> WRITTEN REQUEST:
Copy all of the material below exactly.

[Lines of data]
[Start]
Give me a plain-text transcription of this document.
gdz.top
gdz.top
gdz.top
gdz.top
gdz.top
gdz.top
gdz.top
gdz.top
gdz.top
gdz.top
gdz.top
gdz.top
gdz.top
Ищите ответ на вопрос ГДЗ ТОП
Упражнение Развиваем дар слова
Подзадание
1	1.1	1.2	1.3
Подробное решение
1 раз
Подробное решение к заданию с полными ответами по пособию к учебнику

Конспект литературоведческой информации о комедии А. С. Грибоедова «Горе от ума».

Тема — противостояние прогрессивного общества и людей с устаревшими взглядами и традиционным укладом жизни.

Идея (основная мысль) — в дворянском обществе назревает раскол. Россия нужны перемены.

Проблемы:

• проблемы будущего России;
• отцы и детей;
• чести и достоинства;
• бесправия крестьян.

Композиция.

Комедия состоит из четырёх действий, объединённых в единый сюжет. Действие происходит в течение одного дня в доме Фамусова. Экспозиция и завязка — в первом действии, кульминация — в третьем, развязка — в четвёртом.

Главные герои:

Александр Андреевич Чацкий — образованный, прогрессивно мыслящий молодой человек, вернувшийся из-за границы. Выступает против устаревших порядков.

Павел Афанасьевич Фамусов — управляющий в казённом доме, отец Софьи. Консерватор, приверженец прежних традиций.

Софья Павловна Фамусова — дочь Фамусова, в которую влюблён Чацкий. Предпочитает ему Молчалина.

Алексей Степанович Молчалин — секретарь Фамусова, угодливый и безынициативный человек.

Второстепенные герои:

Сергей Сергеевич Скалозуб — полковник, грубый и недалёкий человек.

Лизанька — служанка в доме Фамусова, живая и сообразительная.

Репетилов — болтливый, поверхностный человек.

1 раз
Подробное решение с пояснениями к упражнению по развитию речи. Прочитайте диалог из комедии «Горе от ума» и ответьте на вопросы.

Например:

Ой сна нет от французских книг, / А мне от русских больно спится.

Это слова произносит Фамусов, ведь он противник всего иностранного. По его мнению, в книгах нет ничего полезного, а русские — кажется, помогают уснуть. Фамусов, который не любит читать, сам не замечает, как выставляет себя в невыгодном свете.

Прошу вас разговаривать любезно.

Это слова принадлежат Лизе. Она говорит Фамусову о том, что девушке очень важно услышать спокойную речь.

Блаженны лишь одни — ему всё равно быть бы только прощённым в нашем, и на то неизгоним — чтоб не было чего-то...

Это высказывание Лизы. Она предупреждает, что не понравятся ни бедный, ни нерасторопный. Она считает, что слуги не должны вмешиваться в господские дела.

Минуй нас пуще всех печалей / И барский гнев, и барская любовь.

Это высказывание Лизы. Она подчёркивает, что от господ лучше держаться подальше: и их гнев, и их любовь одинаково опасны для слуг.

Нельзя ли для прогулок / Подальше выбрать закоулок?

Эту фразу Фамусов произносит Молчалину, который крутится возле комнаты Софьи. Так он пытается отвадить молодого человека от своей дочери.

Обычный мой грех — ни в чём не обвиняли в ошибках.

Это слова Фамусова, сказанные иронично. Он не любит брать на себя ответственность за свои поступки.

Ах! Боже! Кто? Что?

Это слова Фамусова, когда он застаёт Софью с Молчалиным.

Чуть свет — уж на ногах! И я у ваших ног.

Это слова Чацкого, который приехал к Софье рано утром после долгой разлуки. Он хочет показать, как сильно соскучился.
[End]
> IN RESPONSE:
Give me a plain-text transcription of this document.
gdz.top
gdz.top
gdz.top
gdz.top
gdz.top
gdz.top
gdz.top
gdz.top
gdz.top
gdz.top
gdz.top
gdz.top
gdz.top
Ищите ответ на вопрос ГДЗ ТОП
Упражнение Развиваем дар слова
Подзадание
1	1.1	1.2	1.3
Подробное решение
1 раз
Подробное решение к заданию с полными ответами по пособию к учебнику

Конспект литературоведческой информации о комедии А. С. Грибоедова «Горе от ума».

Тема — противостояние прогрессивного общества и людей с устаревшими взглядами и традиционным укладом жизни.

Идея (основная мысль) — в дворянском обществе назревает раскол. Россия нужны перемены.

Проблемы:

• проблемы будущего России;
• отцы и детей;
• чести и достоинства;
• бесправия крестьян.

Композиция.

Комедия состоит из четырёх действий, объединённых в единый сюжет. Действие происходит в течение одного дня в доме Фамусова. Экспозиция и завязка — в первом действии, кульминация — в третьем, развязка — в четвёртом.

Главные герои:

Александр Андреевич Чацкий — образованный, прогрессивно мыслящий молодой человек, вернувшийся из-за границы. Выступает против устаревших порядков.

Павел Афанасьевич Фамусов — управляющий в казённом доме, отец Софьи. Консерватор, приверженец прежних традиций.

Софья Павловна Фамусова — дочь Фамусова, в которую влюблён Чацкий. Предпочитает ему Молчалина.

Алексей Степанович Молчалин — секретарь Фамусова, угодливый и безынициативный человек.

Второстепенные герои:

Сергей Сергеевич Скалозуб — полковник, грубый и недалёкий человек.

Лизанька — служанка в доме Фамусова, живая и сообразительная.

Репетилов — болтливый, поверхностный человек.

1 раз
Подробное решение с пояснениями к упражнению по развитию речи. Прочитайте диалог из комедии «Горе от ума» и ответьте на вопросы.

Например:

Ой сна нет от французских книг, / А мне от русских больно спится.

Это слова произносит Фамусов, ведь он противник всего иностранного. По его мнению, в книгах нет ничего полезного, а русские — кажется, помогают уснуть. Фамусов, который не любит читать, сам не замечает, как выставляет себя в невыгодном свете.

Прошу вас разговаривать любезно.

Это слова принадлежат Лизе. Она говорит Фамусову о том, что девушке очень важно услышать спокойную речь.

Блаженны лишь одни — ему всё равно быть бы только прощённым в нашем, и на то неизгоним — чтоб не было чего-то...

Это высказывание Лизы. Она предупреждает, что не понравятся ни бедный, ни нерасторопный. Она считает, что слуги не должны вмешиваться в господские дела.

Минуй нас пуще всех печалей / И барский гнев, и барская любовь.

Это высказывание Лизы. Она подчёркивает, что от господ лучше держаться подальше: и их гнев, и их любовь одинаково опасны для слуг.

Нельзя ли для прогулок / Подальше выбрать закоулок?

Эту фразу Фамусов произносит Молчалину, который крутится возле комнаты Софьи. Так он пытается отвадить молодого человека от своей дочери.

Обычный мой грех — ни в чём не обвиняли в ошибках.

Это слова Фамусова, сказанные иронично. Он не любит брать на себя ответственность за свои поступки.

Ах! Боже! Кто? Что?

Это слова Фамусова, когда он застаёт Софью с Молчалиным.

Чуть свет — уж на ногах! И я у ваших ног.

Это слова Чацкого, который приехал к Софье рано утром после долгой разлуки. Он хочет показать, как сильно соскучился.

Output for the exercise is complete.